■ The input ■
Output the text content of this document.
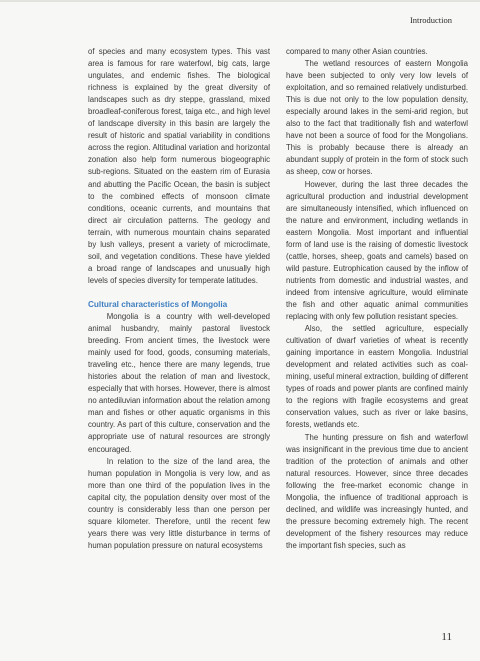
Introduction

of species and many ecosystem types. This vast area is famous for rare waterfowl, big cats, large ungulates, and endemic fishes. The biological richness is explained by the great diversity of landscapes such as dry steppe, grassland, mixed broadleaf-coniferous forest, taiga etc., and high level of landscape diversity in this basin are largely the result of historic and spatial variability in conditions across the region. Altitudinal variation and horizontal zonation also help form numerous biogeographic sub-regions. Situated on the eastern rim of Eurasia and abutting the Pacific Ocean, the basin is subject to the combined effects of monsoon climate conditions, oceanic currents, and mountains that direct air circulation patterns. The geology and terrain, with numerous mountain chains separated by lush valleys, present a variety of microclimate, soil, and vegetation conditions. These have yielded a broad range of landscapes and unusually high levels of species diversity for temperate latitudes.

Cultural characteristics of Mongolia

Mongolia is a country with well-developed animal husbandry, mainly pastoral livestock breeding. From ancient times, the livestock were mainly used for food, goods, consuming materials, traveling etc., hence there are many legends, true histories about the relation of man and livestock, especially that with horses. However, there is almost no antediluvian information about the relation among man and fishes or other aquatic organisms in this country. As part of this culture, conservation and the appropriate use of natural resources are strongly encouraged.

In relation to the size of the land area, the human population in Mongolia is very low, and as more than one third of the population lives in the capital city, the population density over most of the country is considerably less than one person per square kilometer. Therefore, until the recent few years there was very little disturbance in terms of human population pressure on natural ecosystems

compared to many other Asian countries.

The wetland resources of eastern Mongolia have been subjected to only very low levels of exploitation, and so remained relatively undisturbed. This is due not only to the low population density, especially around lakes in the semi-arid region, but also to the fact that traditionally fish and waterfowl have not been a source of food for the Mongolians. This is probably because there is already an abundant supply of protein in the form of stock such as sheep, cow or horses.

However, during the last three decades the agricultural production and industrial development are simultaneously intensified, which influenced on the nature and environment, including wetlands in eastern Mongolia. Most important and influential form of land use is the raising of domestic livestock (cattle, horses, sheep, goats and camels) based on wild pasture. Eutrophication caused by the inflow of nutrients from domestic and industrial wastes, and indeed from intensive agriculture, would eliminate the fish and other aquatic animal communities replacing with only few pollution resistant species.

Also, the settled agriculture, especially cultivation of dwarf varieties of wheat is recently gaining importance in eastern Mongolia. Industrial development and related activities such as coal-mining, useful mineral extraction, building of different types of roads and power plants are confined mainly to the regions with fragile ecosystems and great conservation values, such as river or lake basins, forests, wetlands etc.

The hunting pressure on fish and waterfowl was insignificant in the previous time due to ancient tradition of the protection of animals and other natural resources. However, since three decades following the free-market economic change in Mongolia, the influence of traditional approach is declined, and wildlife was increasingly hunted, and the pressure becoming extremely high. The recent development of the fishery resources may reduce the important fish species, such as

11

■ Exercise objective ■
Output the full listing above exactly, excluding all pictures.

■ Exercise answer ■
Output the text content of this document.
Introduction

of species and many ecosystem types. This vast area is famous for rare waterfowl, big cats, large ungulates, and endemic fishes. The biological richness is explained by the great diversity of landscapes such as dry steppe, grassland, mixed broadleaf-coniferous forest, taiga etc., and high level of landscape diversity in this basin are largely the result of historic and spatial variability in conditions across the region. Altitudinal variation and horizontal zonation also help form numerous biogeographic sub-regions. Situated on the eastern rim of Eurasia and abutting the Pacific Ocean, the basin is subject to the combined effects of monsoon climate conditions, oceanic currents, and mountains that direct air circulation patterns. The geology and terrain, with numerous mountain chains separated by lush valleys, present a variety of microclimate, soil, and vegetation conditions. These have yielded a broad range of landscapes and unusually high levels of species diversity for temperate latitudes.

Cultural characteristics of Mongolia

Mongolia is a country with well-developed animal husbandry, mainly pastoral livestock breeding. From ancient times, the livestock were mainly used for food, goods, consuming materials, traveling etc., hence there are many legends, true histories about the relation of man and livestock, especially that with horses. However, there is almost no antediluvian information about the relation among man and fishes or other aquatic organisms in this country. As part of this culture, conservation and the appropriate use of natural resources are strongly encouraged.

In relation to the size of the land area, the human population in Mongolia is very low, and as more than one third of the population lives in the capital city, the population density over most of the country is considerably less than one person per square kilometer. Therefore, until the recent few years there was very little disturbance in terms of human population pressure on natural ecosystems

compared to many other Asian countries.

The wetland resources of eastern Mongolia have been subjected to only very low levels of exploitation, and so remained relatively undisturbed. This is due not only to the low population density, especially around lakes in the semi-arid region, but also to the fact that traditionally fish and waterfowl have not been a source of food for the Mongolians. This is probably because there is already an abundant supply of protein in the form of stock such as sheep, cow or horses.

However, during the last three decades the agricultural production and industrial development are simultaneously intensified, which influenced on the nature and environment, including wetlands in eastern Mongolia. Most important and influential form of land use is the raising of domestic livestock (cattle, horses, sheep, goats and camels) based on wild pasture. Eutrophication caused by the inflow of nutrients from domestic and industrial wastes, and indeed from intensive agriculture, would eliminate the fish and other aquatic animal communities replacing with only few pollution resistant species.

Also, the settled agriculture, especially cultivation of dwarf varieties of wheat is recently gaining importance in eastern Mongolia. Industrial development and related activities such as coal-mining, useful mineral extraction, building of different types of roads and power plants are confined mainly to the regions with fragile ecosystems and great conservation values, such as river or lake basins, forests, wetlands etc.

The hunting pressure on fish and waterfowl was insignificant in the previous time due to ancient tradition of the protection of animals and other natural resources. However, since three decades following the free-market economic change in Mongolia, the influence of traditional approach is declined, and wildlife was increasingly hunted, and the pressure becoming extremely high. The recent development of the fishery resources may reduce the important fish species, such as

11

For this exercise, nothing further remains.